* **Instructions for the task**: Write out the material exactly, without any of its pictures.

:::

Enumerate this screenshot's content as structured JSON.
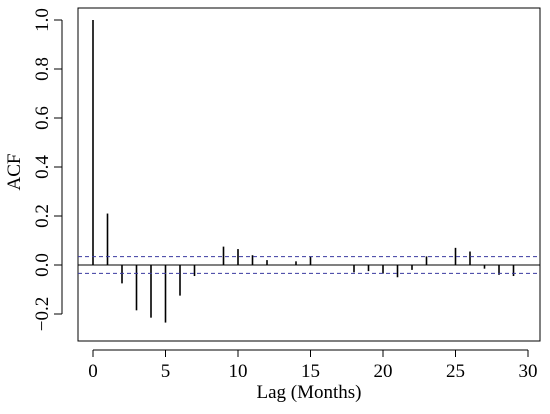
{
  "chart_data": {
    "type": "bar",
    "title": "",
    "xlabel": "Lag (Months)",
    "ylabel": "ACF",
    "xlim": [
      -1,
      31
    ],
    "ylim": [
      -0.28,
      1.03
    ],
    "x_ticks": [
      0,
      5,
      10,
      15,
      20,
      25,
      30
    ],
    "x_tick_labels": [
      "0",
      "5",
      "10",
      "15",
      "20",
      "25",
      "30"
    ],
    "y_ticks": [
      -0.2,
      0.0,
      0.2,
      0.4,
      0.6,
      0.8,
      1.0
    ],
    "y_tick_labels": [
      "−0.2",
      "0.0",
      "0.2",
      "0.4",
      "0.6",
      "0.8",
      "1.0"
    ],
    "grid": false,
    "lags": [
      0,
      1,
      2,
      3,
      4,
      5,
      6,
      7,
      8,
      9,
      10,
      11,
      12,
      13,
      14,
      15,
      16,
      17,
      18,
      19,
      20,
      21,
      22,
      23,
      24,
      25,
      26,
      27,
      28,
      29
    ],
    "acf": [
      1.0,
      0.21,
      -0.075,
      -0.185,
      -0.215,
      -0.235,
      -0.125,
      -0.045,
      0.0,
      0.075,
      0.065,
      0.04,
      0.02,
      0.0,
      0.015,
      0.035,
      0.0,
      0.0,
      -0.03,
      -0.025,
      -0.035,
      -0.05,
      -0.02,
      0.035,
      0.0,
      0.07,
      0.055,
      -0.015,
      -0.04,
      -0.045
    ],
    "confidence_bounds": [
      0.034,
      -0.034
    ],
    "colors": {
      "spikes": "#000000",
      "confidence": "#3a3aa0",
      "axes": "#000000"
    }
  }
}
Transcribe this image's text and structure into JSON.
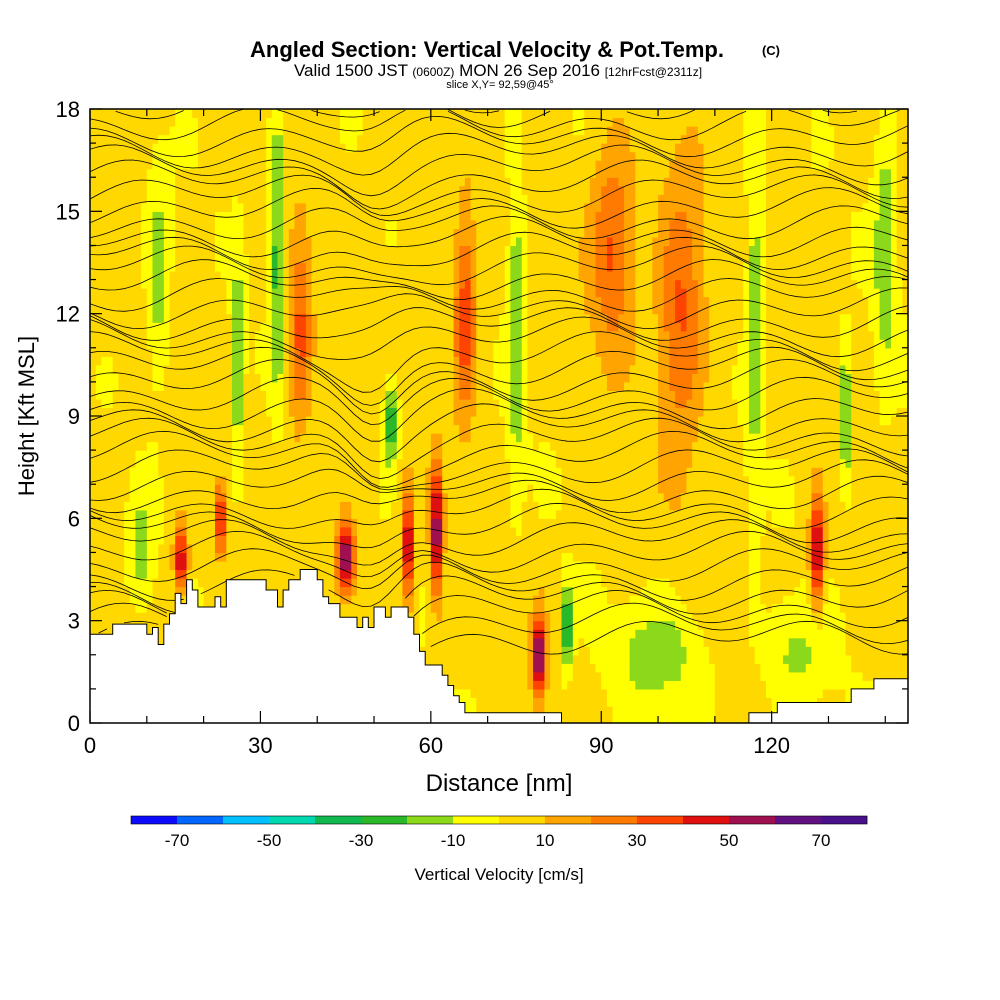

:::

* **Task result**:
Enumerate this screenshot's content as structured JSON.
{
  "chart_data": {
    "type": "bar",
    "title": "",
    "xlabel": "Lag (Months)",
    "ylabel": "ACF",
    "xlim": [
      -1,
      31
    ],
    "ylim": [
      -0.28,
      1.03
    ],
    "x_ticks": [
      0,
      5,
      10,
      15,
      20,
      25,
      30
    ],
    "x_tick_labels": [
      "0",
      "5",
      "10",
      "15",
      "20",
      "25",
      "30"
    ],
    "y_ticks": [
      -0.2,
      0.0,
      0.2,
      0.4,
      0.6,
      0.8,
      1.0
    ],
    "y_tick_labels": [
      "−0.2",
      "0.0",
      "0.2",
      "0.4",
      "0.6",
      "0.8",
      "1.0"
    ],
    "grid": false,
    "lags": [
      0,
      1,
      2,
      3,
      4,
      5,
      6,
      7,
      8,
      9,
      10,
      11,
      12,
      13,
      14,
      15,
      16,
      17,
      18,
      19,
      20,
      21,
      22,
      23,
      24,
      25,
      26,
      27,
      28,
      29
    ],
    "acf": [
      1.0,
      0.21,
      -0.075,
      -0.185,
      -0.215,
      -0.235,
      -0.125,
      -0.045,
      0.0,
      0.075,
      0.065,
      0.04,
      0.02,
      0.0,
      0.015,
      0.035,
      0.0,
      0.0,
      -0.03,
      -0.025,
      -0.035,
      -0.05,
      -0.02,
      0.035,
      0.0,
      0.07,
      0.055,
      -0.015,
      -0.04,
      -0.045
    ],
    "confidence_bounds": [
      0.034,
      -0.034
    ],
    "colors": {
      "spikes": "#000000",
      "confidence": "#3a3aa0",
      "axes": "#000000"
    }
  }
}
Transcribe this image's text and structure into JSON.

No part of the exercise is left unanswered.